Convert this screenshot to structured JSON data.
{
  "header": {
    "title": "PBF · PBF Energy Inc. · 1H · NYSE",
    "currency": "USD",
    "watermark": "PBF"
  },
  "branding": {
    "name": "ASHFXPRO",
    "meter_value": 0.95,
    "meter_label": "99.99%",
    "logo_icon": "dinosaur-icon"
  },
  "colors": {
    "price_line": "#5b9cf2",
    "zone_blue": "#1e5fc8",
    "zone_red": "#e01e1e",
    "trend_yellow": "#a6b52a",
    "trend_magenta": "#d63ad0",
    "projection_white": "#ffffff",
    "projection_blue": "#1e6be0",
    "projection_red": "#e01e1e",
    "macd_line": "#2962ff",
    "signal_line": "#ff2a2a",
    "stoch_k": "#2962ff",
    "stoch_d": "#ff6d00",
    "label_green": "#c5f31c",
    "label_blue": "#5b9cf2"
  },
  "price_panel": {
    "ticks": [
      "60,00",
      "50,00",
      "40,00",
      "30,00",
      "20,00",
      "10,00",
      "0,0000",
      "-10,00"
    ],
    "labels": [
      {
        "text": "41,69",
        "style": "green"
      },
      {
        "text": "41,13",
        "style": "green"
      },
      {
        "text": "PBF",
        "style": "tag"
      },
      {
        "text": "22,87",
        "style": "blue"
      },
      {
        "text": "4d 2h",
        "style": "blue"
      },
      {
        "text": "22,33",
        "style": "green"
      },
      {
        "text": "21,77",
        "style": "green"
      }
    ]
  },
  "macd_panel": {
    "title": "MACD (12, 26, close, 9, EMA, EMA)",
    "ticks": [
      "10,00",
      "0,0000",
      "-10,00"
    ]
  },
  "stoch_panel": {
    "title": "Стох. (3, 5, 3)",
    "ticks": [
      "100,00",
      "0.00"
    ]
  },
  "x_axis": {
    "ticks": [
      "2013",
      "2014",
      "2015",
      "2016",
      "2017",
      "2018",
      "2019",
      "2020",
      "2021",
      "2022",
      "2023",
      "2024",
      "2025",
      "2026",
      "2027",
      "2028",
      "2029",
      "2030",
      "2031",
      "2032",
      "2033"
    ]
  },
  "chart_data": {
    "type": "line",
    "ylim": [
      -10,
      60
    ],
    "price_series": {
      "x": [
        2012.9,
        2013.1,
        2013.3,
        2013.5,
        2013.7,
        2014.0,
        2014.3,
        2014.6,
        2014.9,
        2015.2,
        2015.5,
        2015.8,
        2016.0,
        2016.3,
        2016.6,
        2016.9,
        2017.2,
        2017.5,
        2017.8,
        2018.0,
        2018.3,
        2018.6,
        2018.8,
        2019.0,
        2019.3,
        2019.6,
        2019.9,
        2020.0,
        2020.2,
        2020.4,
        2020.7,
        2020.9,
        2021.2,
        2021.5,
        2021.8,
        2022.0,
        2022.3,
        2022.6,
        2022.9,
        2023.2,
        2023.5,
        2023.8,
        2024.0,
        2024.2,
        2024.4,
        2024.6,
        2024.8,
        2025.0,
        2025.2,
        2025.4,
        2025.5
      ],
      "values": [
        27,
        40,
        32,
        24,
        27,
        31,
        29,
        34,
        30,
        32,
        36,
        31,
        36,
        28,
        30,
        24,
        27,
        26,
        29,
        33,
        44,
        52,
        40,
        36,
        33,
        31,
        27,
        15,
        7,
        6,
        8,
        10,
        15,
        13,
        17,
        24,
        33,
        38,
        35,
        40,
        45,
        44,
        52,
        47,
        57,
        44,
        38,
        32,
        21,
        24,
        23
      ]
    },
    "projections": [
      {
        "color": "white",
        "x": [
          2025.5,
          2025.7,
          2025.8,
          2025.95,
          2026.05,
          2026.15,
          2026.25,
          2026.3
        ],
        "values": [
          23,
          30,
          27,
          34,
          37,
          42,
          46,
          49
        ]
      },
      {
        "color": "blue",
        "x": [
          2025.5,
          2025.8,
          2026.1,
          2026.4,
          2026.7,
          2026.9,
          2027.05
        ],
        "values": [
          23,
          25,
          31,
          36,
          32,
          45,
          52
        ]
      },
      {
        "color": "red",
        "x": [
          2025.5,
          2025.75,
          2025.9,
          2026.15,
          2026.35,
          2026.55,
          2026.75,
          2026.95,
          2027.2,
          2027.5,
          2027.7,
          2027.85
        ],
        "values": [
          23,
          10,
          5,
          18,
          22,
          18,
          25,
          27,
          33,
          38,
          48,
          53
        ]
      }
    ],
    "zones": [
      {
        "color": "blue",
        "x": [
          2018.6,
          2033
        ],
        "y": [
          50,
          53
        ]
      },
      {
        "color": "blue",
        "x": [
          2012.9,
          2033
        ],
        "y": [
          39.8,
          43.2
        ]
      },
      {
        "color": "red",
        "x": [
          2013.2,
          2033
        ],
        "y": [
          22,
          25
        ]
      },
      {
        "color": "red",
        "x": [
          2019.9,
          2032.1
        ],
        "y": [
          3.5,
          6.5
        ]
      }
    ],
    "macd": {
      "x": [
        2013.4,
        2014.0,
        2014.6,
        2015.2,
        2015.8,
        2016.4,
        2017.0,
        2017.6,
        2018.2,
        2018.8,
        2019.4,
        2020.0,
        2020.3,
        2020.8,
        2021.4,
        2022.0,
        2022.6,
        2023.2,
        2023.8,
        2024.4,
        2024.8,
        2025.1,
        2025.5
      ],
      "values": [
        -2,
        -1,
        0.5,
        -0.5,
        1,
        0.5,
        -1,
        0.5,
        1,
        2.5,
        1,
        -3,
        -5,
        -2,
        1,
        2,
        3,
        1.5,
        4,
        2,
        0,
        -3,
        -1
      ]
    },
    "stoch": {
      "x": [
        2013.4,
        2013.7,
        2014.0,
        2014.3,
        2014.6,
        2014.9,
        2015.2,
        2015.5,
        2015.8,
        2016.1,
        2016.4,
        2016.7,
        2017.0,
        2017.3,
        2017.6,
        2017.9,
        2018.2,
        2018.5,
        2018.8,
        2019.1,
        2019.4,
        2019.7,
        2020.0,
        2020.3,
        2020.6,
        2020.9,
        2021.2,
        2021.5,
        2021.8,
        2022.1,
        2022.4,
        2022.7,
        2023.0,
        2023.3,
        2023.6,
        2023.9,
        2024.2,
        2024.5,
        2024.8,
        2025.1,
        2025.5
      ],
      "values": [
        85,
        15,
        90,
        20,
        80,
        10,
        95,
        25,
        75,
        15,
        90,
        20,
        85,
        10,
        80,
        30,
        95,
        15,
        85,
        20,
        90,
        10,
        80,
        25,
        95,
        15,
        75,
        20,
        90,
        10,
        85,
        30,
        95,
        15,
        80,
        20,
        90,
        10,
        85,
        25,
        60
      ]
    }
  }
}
========================================
Without leaving anything out, quote all the data.

> **Result**:
Convert this screenshot to structured JSON data.
{
  "header": {
    "title": "PBF · PBF Energy Inc. · 1H · NYSE",
    "currency": "USD",
    "watermark": "PBF"
  },
  "branding": {
    "name": "ASHFXPRO",
    "meter_value": 0.95,
    "meter_label": "99.99%",
    "logo_icon": "dinosaur-icon"
  },
  "colors": {
    "price_line": "#5b9cf2",
    "zone_blue": "#1e5fc8",
    "zone_red": "#e01e1e",
    "trend_yellow": "#a6b52a",
    "trend_magenta": "#d63ad0",
    "projection_white": "#ffffff",
    "projection_blue": "#1e6be0",
    "projection_red": "#e01e1e",
    "macd_line": "#2962ff",
    "signal_line": "#ff2a2a",
    "stoch_k": "#2962ff",
    "stoch_d": "#ff6d00",
    "label_green": "#c5f31c",
    "label_blue": "#5b9cf2"
  },
  "price_panel": {
    "ticks": [
      "60,00",
      "50,00",
      "40,00",
      "30,00",
      "20,00",
      "10,00",
      "0,0000",
      "-10,00"
    ],
    "labels": [
      {
        "text": "41,69",
        "style": "green"
      },
      {
        "text": "41,13",
        "style": "green"
      },
      {
        "text": "PBF",
        "style": "tag"
      },
      {
        "text": "22,87",
        "style": "blue"
      },
      {
        "text": "4d 2h",
        "style": "blue"
      },
      {
        "text": "22,33",
        "style": "green"
      },
      {
        "text": "21,77",
        "style": "green"
      }
    ]
  },
  "macd_panel": {
    "title": "MACD (12, 26, close, 9, EMA, EMA)",
    "ticks": [
      "10,00",
      "0,0000",
      "-10,00"
    ]
  },
  "stoch_panel": {
    "title": "Стох. (3, 5, 3)",
    "ticks": [
      "100,00",
      "0.00"
    ]
  },
  "x_axis": {
    "ticks": [
      "2013",
      "2014",
      "2015",
      "2016",
      "2017",
      "2018",
      "2019",
      "2020",
      "2021",
      "2022",
      "2023",
      "2024",
      "2025",
      "2026",
      "2027",
      "2028",
      "2029",
      "2030",
      "2031",
      "2032",
      "2033"
    ]
  },
  "chart_data": {
    "type": "line",
    "ylim": [
      -10,
      60
    ],
    "price_series": {
      "x": [
        2012.9,
        2013.1,
        2013.3,
        2013.5,
        2013.7,
        2014.0,
        2014.3,
        2014.6,
        2014.9,
        2015.2,
        2015.5,
        2015.8,
        2016.0,
        2016.3,
        2016.6,
        2016.9,
        2017.2,
        2017.5,
        2017.8,
        2018.0,
        2018.3,
        2018.6,
        2018.8,
        2019.0,
        2019.3,
        2019.6,
        2019.9,
        2020.0,
        2020.2,
        2020.4,
        2020.7,
        2020.9,
        2021.2,
        2021.5,
        2021.8,
        2022.0,
        2022.3,
        2022.6,
        2022.9,
        2023.2,
        2023.5,
        2023.8,
        2024.0,
        2024.2,
        2024.4,
        2024.6,
        2024.8,
        2025.0,
        2025.2,
        2025.4,
        2025.5
      ],
      "values": [
        27,
        40,
        32,
        24,
        27,
        31,
        29,
        34,
        30,
        32,
        36,
        31,
        36,
        28,
        30,
        24,
        27,
        26,
        29,
        33,
        44,
        52,
        40,
        36,
        33,
        31,
        27,
        15,
        7,
        6,
        8,
        10,
        15,
        13,
        17,
        24,
        33,
        38,
        35,
        40,
        45,
        44,
        52,
        47,
        57,
        44,
        38,
        32,
        21,
        24,
        23
      ]
    },
    "projections": [
      {
        "color": "white",
        "x": [
          2025.5,
          2025.7,
          2025.8,
          2025.95,
          2026.05,
          2026.15,
          2026.25,
          2026.3
        ],
        "values": [
          23,
          30,
          27,
          34,
          37,
          42,
          46,
          49
        ]
      },
      {
        "color": "blue",
        "x": [
          2025.5,
          2025.8,
          2026.1,
          2026.4,
          2026.7,
          2026.9,
          2027.05
        ],
        "values": [
          23,
          25,
          31,
          36,
          32,
          45,
          52
        ]
      },
      {
        "color": "red",
        "x": [
          2025.5,
          2025.75,
          2025.9,
          2026.15,
          2026.35,
          2026.55,
          2026.75,
          2026.95,
          2027.2,
          2027.5,
          2027.7,
          2027.85
        ],
        "values": [
          23,
          10,
          5,
          18,
          22,
          18,
          25,
          27,
          33,
          38,
          48,
          53
        ]
      }
    ],
    "zones": [
      {
        "color": "blue",
        "x": [
          2018.6,
          2033
        ],
        "y": [
          50,
          53
        ]
      },
      {
        "color": "blue",
        "x": [
          2012.9,
          2033
        ],
        "y": [
          39.8,
          43.2
        ]
      },
      {
        "color": "red",
        "x": [
          2013.2,
          2033
        ],
        "y": [
          22,
          25
        ]
      },
      {
        "color": "red",
        "x": [
          2019.9,
          2032.1
        ],
        "y": [
          3.5,
          6.5
        ]
      }
    ],
    "macd": {
      "x": [
        2013.4,
        2014.0,
        2014.6,
        2015.2,
        2015.8,
        2016.4,
        2017.0,
        2017.6,
        2018.2,
        2018.8,
        2019.4,
        2020.0,
        2020.3,
        2020.8,
        2021.4,
        2022.0,
        2022.6,
        2023.2,
        2023.8,
        2024.4,
        2024.8,
        2025.1,
        2025.5
      ],
      "values": [
        -2,
        -1,
        0.5,
        -0.5,
        1,
        0.5,
        -1,
        0.5,
        1,
        2.5,
        1,
        -3,
        -5,
        -2,
        1,
        2,
        3,
        1.5,
        4,
        2,
        0,
        -3,
        -1
      ]
    },
    "stoch": {
      "x": [
        2013.4,
        2013.7,
        2014.0,
        2014.3,
        2014.6,
        2014.9,
        2015.2,
        2015.5,
        2015.8,
        2016.1,
        2016.4,
        2016.7,
        2017.0,
        2017.3,
        2017.6,
        2017.9,
        2018.2,
        2018.5,
        2018.8,
        2019.1,
        2019.4,
        2019.7,
        2020.0,
        2020.3,
        2020.6,
        2020.9,
        2021.2,
        2021.5,
        2021.8,
        2022.1,
        2022.4,
        2022.7,
        2023.0,
        2023.3,
        2023.6,
        2023.9,
        2024.2,
        2024.5,
        2024.8,
        2025.1,
        2025.5
      ],
      "values": [
        85,
        15,
        90,
        20,
        80,
        10,
        95,
        25,
        75,
        15,
        90,
        20,
        85,
        10,
        80,
        30,
        95,
        15,
        85,
        20,
        90,
        10,
        80,
        25,
        95,
        15,
        75,
        20,
        90,
        10,
        85,
        30,
        95,
        15,
        80,
        20,
        90,
        10,
        85,
        25,
        60
      ]
    }
  }
}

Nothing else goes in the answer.